*Short task:* Your task is to copy every line of the records below that contains "Train".

*Excerpted records:*
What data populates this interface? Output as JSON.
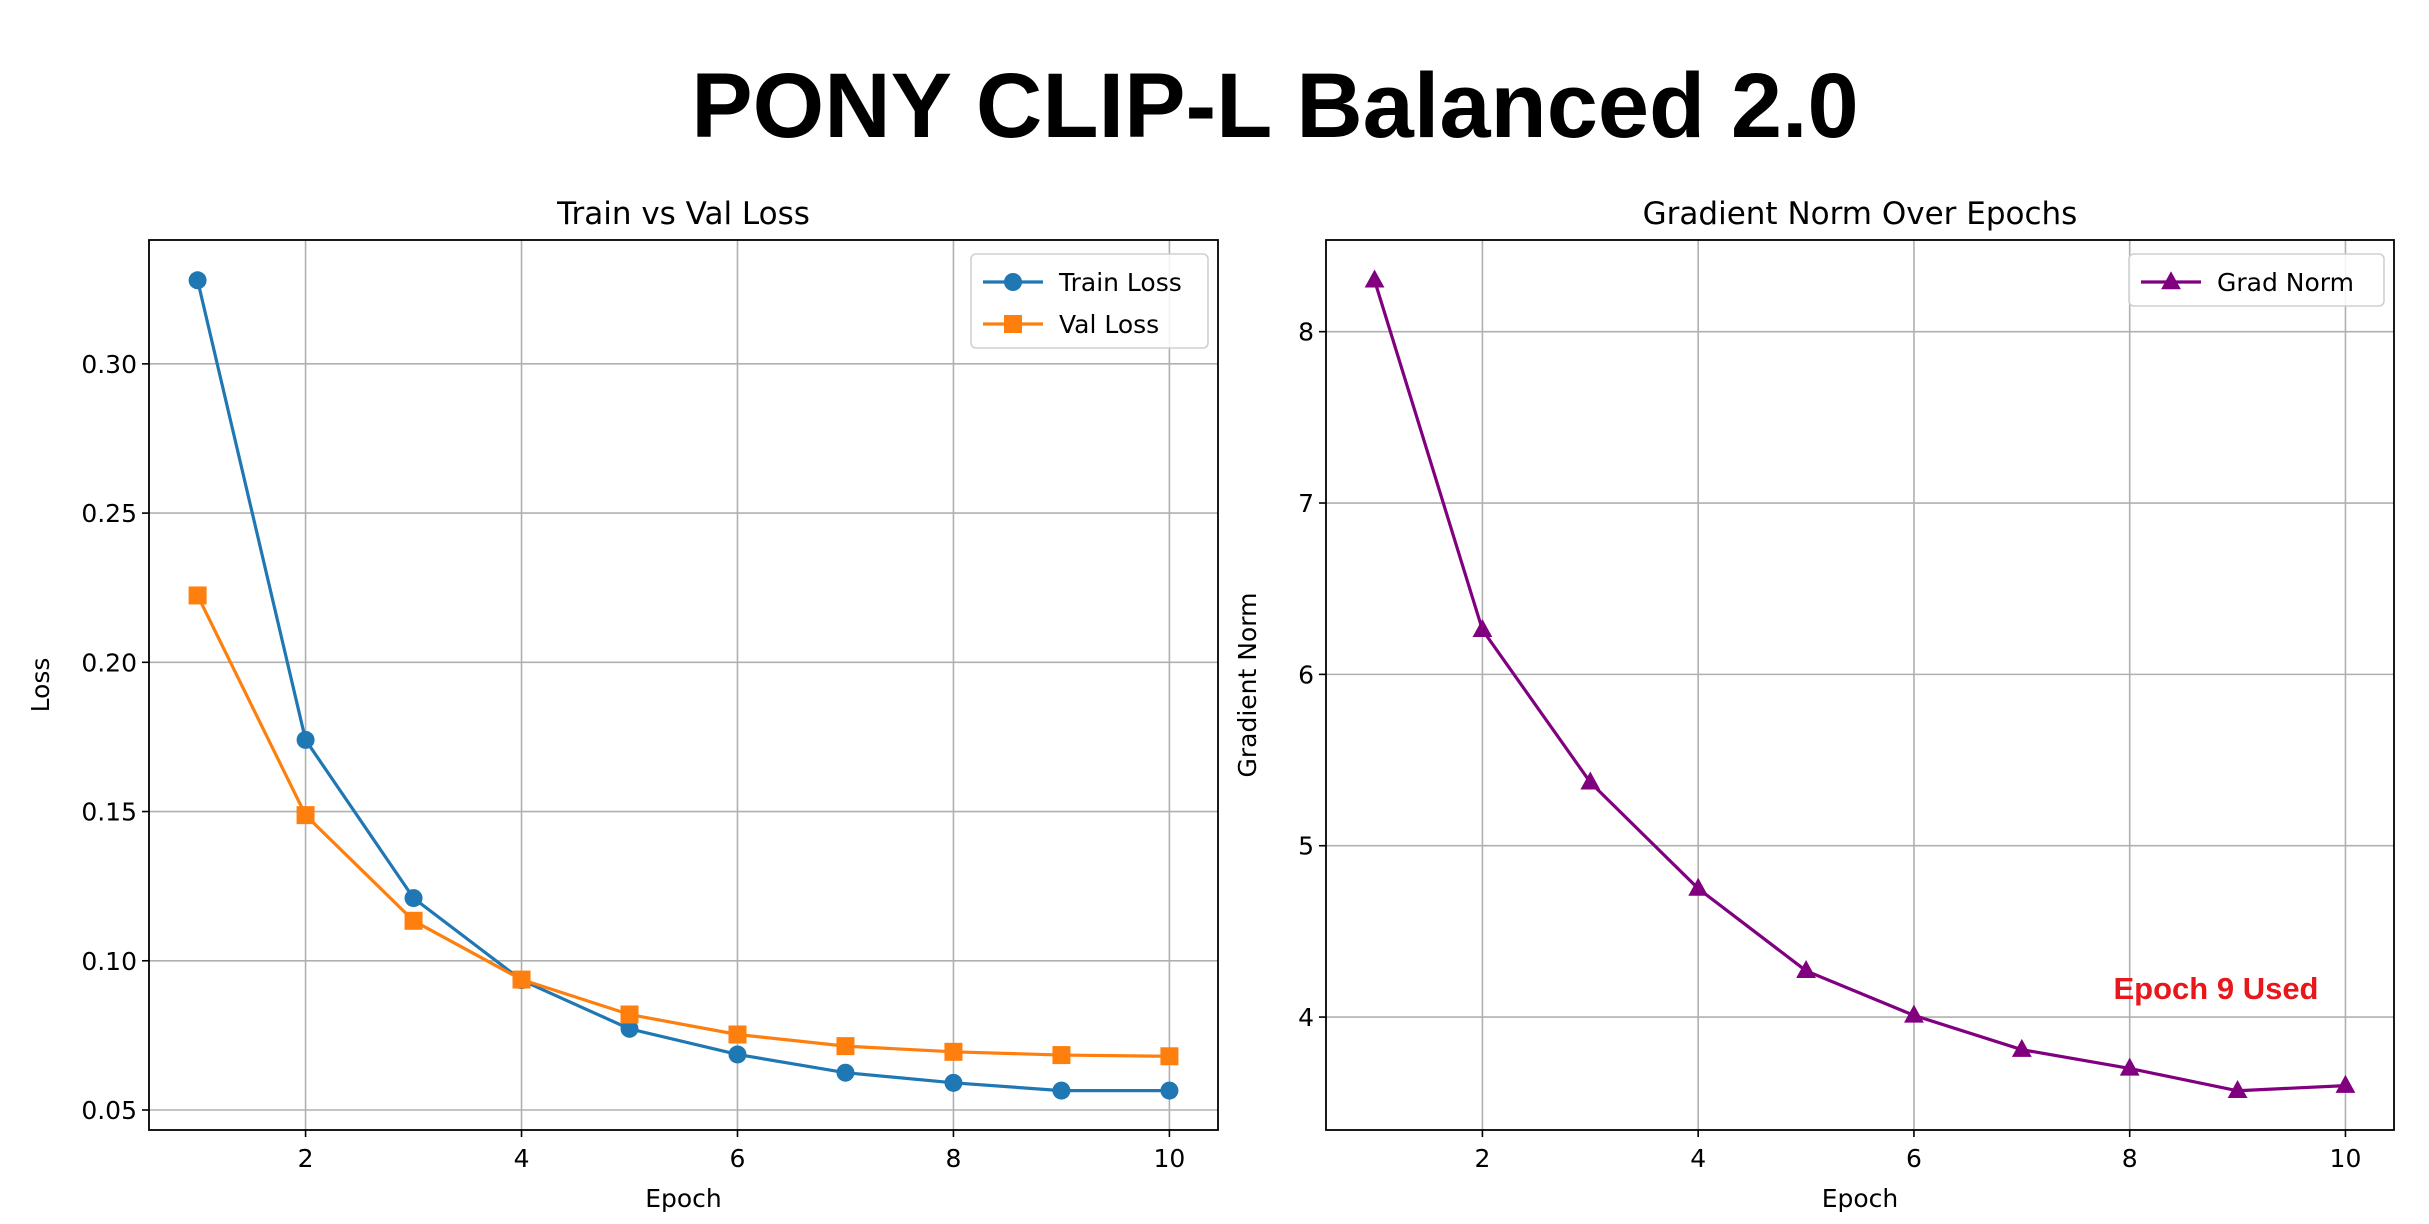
{
  "figure_title": "PONY CLIP-L Balanced 2.0",
  "chart_data": [
    {
      "type": "line",
      "title": "Train vs Val Loss",
      "xlabel": "Epoch",
      "ylabel": "Loss",
      "xlim": [
        0.55,
        10.45
      ],
      "ylim": [
        0.0433,
        0.3415
      ],
      "xticks": [
        2,
        4,
        6,
        8,
        10
      ],
      "xtick_labels": [
        "2",
        "4",
        "6",
        "8",
        "10"
      ],
      "yticks": [
        0.05,
        0.1,
        0.15,
        0.2,
        0.25,
        0.3
      ],
      "ytick_labels": [
        "0.05",
        "0.10",
        "0.15",
        "0.20",
        "0.25",
        "0.30"
      ],
      "grid": true,
      "legend_position": "top-right",
      "x": [
        1,
        2,
        3,
        4,
        5,
        6,
        7,
        8,
        9,
        10
      ],
      "series": [
        {
          "name": "Train Loss",
          "color": "#1f77b4",
          "marker": "circle",
          "values": [
            0.328,
            0.174,
            0.121,
            0.0935,
            0.0772,
            0.0686,
            0.0625,
            0.0591,
            0.0565,
            0.0565
          ]
        },
        {
          "name": "Val Loss",
          "color": "#ff7f0e",
          "marker": "square",
          "values": [
            0.2224,
            0.1488,
            0.1134,
            0.0937,
            0.082,
            0.0753,
            0.0714,
            0.0695,
            0.0684,
            0.068
          ]
        }
      ]
    },
    {
      "type": "line",
      "title": "Gradient Norm Over Epochs",
      "xlabel": "Epoch",
      "ylabel": "Gradient Norm",
      "xlim": [
        0.55,
        10.45
      ],
      "ylim": [
        3.341,
        8.535
      ],
      "xticks": [
        2,
        4,
        6,
        8,
        10
      ],
      "xtick_labels": [
        "2",
        "4",
        "6",
        "8",
        "10"
      ],
      "yticks": [
        4,
        5,
        6,
        7,
        8
      ],
      "ytick_labels": [
        "4",
        "5",
        "6",
        "7",
        "8"
      ],
      "grid": true,
      "legend_position": "top-right",
      "x": [
        1,
        2,
        3,
        4,
        5,
        6,
        7,
        8,
        9,
        10
      ],
      "series": [
        {
          "name": "Grad Norm",
          "color": "#800080",
          "marker": "triangle",
          "values": [
            8.3,
            6.26,
            5.37,
            4.75,
            4.27,
            4.01,
            3.81,
            3.7,
            3.57,
            3.6
          ]
        }
      ],
      "annotation": {
        "text": "Epoch 9 Used",
        "x": 8.8,
        "y": 4.17,
        "color": "#e8171b"
      }
    }
  ]
}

*Exercise result:*
      "title": "Train vs Val Loss",
          "name": "Train Loss",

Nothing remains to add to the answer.